- _Consegna_:
Riproduci fedelmente, riga per riga, tutti i record riportati qui sotto, senza alcuna modifica.

- _I dati_:

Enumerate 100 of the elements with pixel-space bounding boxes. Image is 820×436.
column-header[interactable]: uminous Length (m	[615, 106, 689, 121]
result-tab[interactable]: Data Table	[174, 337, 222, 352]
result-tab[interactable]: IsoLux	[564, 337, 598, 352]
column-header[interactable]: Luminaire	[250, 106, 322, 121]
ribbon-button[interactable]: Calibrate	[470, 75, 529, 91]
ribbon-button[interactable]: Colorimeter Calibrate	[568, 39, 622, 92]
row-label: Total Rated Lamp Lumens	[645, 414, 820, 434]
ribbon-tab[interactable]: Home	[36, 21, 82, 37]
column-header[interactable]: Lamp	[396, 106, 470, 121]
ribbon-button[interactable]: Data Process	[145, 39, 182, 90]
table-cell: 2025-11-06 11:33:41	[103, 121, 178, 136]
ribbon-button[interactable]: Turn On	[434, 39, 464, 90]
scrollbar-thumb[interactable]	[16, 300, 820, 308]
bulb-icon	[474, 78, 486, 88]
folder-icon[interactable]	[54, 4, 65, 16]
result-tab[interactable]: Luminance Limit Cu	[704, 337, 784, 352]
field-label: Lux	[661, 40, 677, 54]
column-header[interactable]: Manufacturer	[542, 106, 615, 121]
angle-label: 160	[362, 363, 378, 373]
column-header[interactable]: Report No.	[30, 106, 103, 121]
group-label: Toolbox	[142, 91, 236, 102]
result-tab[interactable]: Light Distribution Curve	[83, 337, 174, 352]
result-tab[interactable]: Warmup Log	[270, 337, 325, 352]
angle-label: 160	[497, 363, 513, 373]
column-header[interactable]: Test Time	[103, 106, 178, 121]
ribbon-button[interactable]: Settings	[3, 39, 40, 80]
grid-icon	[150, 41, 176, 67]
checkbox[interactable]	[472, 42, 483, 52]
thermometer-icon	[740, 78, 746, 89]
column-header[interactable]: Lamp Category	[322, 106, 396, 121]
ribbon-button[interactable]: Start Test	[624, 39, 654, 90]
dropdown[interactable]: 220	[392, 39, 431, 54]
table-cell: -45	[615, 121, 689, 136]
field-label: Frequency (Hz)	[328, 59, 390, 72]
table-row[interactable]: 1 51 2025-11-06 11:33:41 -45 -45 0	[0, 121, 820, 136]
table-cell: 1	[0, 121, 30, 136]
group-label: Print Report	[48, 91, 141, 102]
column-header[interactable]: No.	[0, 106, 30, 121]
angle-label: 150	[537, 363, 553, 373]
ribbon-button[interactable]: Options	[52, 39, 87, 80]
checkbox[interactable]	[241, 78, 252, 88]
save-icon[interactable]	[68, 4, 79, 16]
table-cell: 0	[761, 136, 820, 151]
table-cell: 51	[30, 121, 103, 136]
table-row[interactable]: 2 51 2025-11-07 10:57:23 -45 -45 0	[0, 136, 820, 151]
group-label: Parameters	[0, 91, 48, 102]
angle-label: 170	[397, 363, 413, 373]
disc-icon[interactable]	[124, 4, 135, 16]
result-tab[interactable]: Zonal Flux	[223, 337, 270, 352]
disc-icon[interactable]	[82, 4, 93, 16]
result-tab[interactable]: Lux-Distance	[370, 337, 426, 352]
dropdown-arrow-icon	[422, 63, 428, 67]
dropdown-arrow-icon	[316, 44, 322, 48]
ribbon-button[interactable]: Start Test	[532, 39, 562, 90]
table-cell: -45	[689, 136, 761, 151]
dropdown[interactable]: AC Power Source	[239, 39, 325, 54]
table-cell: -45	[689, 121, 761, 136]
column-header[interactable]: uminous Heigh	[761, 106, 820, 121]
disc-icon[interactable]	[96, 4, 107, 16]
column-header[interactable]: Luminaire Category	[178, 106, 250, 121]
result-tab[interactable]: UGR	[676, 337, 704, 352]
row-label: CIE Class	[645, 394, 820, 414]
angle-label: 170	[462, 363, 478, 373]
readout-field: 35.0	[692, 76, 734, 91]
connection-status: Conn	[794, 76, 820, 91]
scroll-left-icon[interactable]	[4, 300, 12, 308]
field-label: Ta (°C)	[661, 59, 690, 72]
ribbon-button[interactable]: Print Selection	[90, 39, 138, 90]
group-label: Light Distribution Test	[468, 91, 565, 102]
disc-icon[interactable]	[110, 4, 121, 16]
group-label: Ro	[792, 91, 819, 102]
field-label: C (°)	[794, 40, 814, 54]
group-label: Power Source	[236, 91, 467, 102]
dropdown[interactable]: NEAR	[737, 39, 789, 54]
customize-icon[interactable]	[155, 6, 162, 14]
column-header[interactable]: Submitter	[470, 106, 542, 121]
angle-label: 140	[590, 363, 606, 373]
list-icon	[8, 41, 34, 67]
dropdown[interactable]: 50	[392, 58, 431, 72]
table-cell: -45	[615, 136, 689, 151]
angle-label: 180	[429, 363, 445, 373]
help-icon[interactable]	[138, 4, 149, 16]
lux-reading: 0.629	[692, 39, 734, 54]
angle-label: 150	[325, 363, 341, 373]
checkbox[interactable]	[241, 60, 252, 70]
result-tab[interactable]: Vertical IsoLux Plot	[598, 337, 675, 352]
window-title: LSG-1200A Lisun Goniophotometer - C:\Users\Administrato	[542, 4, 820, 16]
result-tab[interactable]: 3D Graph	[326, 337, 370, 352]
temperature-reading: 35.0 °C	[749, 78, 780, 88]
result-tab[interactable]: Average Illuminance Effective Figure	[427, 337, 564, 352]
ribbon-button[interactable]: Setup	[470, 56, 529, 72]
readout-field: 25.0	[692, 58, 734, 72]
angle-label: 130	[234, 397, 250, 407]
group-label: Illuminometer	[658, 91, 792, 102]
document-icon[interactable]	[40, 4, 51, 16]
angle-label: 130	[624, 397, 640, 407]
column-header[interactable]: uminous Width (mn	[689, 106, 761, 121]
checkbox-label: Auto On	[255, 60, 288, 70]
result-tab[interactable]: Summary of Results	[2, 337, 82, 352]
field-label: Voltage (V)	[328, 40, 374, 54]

- _Risposta_:
Enumerate 100 of the elements with pixel-space bounding boxes. Image is 820×436.
column-header[interactable]: uminous Length (m	[615, 106, 689, 121]
result-tab[interactable]: Data Table	[174, 337, 222, 352]
result-tab[interactable]: IsoLux	[564, 337, 598, 352]
column-header[interactable]: Luminaire	[250, 106, 322, 121]
ribbon-button[interactable]: Calibrate	[470, 75, 529, 91]
ribbon-button[interactable]: Colorimeter Calibrate	[568, 39, 622, 92]
row-label: Total Rated Lamp Lumens	[645, 414, 820, 434]
ribbon-tab[interactable]: Home	[36, 21, 82, 37]
column-header[interactable]: Lamp	[396, 106, 470, 121]
ribbon-button[interactable]: Data Process	[145, 39, 182, 90]
table-cell: 2025-11-06 11:33:41	[103, 121, 178, 136]
ribbon-button[interactable]: Turn On	[434, 39, 464, 90]
scrollbar-thumb[interactable]	[16, 300, 820, 308]
bulb-icon	[474, 78, 486, 88]
folder-icon[interactable]	[54, 4, 65, 16]
result-tab[interactable]: Luminance Limit Cu	[704, 337, 784, 352]
field-label: Lux	[661, 40, 677, 54]
column-header[interactable]: Manufacturer	[542, 106, 615, 121]
angle-label: 160	[362, 363, 378, 373]
column-header[interactable]: Report No.	[30, 106, 103, 121]
group-label: Toolbox	[142, 91, 236, 102]
result-tab[interactable]: Light Distribution Curve	[83, 337, 174, 352]
result-tab[interactable]: Warmup Log	[270, 337, 325, 352]
angle-label: 160	[497, 363, 513, 373]
column-header[interactable]: Test Time	[103, 106, 178, 121]
ribbon-button[interactable]: Settings	[3, 39, 40, 80]
grid-icon	[150, 41, 176, 67]
checkbox[interactable]	[472, 42, 483, 52]
thermometer-icon	[740, 78, 746, 89]
column-header[interactable]: Lamp Category	[322, 106, 396, 121]
ribbon-button[interactable]: Start Test	[624, 39, 654, 90]
dropdown[interactable]: 220	[392, 39, 431, 54]
table-cell: -45	[615, 121, 689, 136]
field-label: Frequency (Hz)	[328, 59, 390, 72]
table-row[interactable]: 1 51 2025-11-06 11:33:41 -45 -45 0	[0, 121, 820, 136]
table-cell: 1	[0, 121, 30, 136]
group-label: Print Report	[48, 91, 141, 102]
column-header[interactable]: No.	[0, 106, 30, 121]
angle-label: 150	[537, 363, 553, 373]
ribbon-button[interactable]: Options	[52, 39, 87, 80]
checkbox[interactable]	[241, 78, 252, 88]
save-icon[interactable]	[68, 4, 79, 16]
table-cell: 0	[761, 136, 820, 151]
table-cell: 51	[30, 121, 103, 136]
table-row[interactable]: 2 51 2025-11-07 10:57:23 -45 -45 0	[0, 136, 820, 151]
group-label: Parameters	[0, 91, 48, 102]
angle-label: 170	[397, 363, 413, 373]
disc-icon[interactable]	[124, 4, 135, 16]
result-tab[interactable]: Zonal Flux	[223, 337, 270, 352]
disc-icon[interactable]	[82, 4, 93, 16]
result-tab[interactable]: Lux-Distance	[370, 337, 426, 352]
dropdown-arrow-icon	[422, 63, 428, 67]
dropdown-arrow-icon	[316, 44, 322, 48]
ribbon-button[interactable]: Start Test	[532, 39, 562, 90]
table-cell: -45	[689, 136, 761, 151]
dropdown[interactable]: AC Power Source	[239, 39, 325, 54]
table-cell: -45	[689, 121, 761, 136]
column-header[interactable]: uminous Heigh	[761, 106, 820, 121]
disc-icon[interactable]	[96, 4, 107, 16]
column-header[interactable]: Luminaire Category	[178, 106, 250, 121]
result-tab[interactable]: UGR	[676, 337, 704, 352]
row-label: CIE Class	[645, 394, 820, 414]
angle-label: 170	[462, 363, 478, 373]
readout-field: 35.0	[692, 76, 734, 91]
connection-status: Conn	[794, 76, 820, 91]
scroll-left-icon[interactable]	[4, 300, 12, 308]
field-label: Ta (°C)	[661, 59, 690, 72]
ribbon-button[interactable]: Print Selection	[90, 39, 138, 90]
group-label: Light Distribution Test	[468, 91, 565, 102]
disc-icon[interactable]	[110, 4, 121, 16]
group-label: Ro	[792, 91, 819, 102]
field-label: C (°)	[794, 40, 814, 54]
group-label: Power Source	[236, 91, 467, 102]
dropdown[interactable]: NEAR	[737, 39, 789, 54]
customize-icon[interactable]	[155, 6, 162, 14]
column-header[interactable]: Submitter	[470, 106, 542, 121]
angle-label: 140	[590, 363, 606, 373]
list-icon	[8, 41, 34, 67]
dropdown[interactable]: 50	[392, 58, 431, 72]
table-cell: -45	[615, 136, 689, 151]
angle-label: 180	[429, 363, 445, 373]
help-icon[interactable]	[138, 4, 149, 16]
lux-reading: 0.629	[692, 39, 734, 54]
angle-label: 150	[325, 363, 341, 373]
checkbox[interactable]	[241, 60, 252, 70]
result-tab[interactable]: Vertical IsoLux Plot	[598, 337, 675, 352]
window-title: LSG-1200A Lisun Goniophotometer - C:\Users\Administrato	[542, 4, 820, 16]
result-tab[interactable]: 3D Graph	[326, 337, 370, 352]
temperature-reading: 35.0 °C	[749, 78, 780, 88]
result-tab[interactable]: Average Illuminance Effective Figure	[427, 337, 564, 352]
ribbon-button[interactable]: Setup	[470, 56, 529, 72]
readout-field: 25.0	[692, 58, 734, 72]
angle-label: 130	[234, 397, 250, 407]
group-label: Illuminometer	[658, 91, 792, 102]
document-icon[interactable]	[40, 4, 51, 16]
angle-label: 130	[624, 397, 640, 407]
column-header[interactable]: uminous Width (mn	[689, 106, 761, 121]
checkbox-label: Auto On	[255, 60, 288, 70]
result-tab[interactable]: Summary of Results	[2, 337, 82, 352]
field-label: Voltage (V)	[328, 40, 374, 54]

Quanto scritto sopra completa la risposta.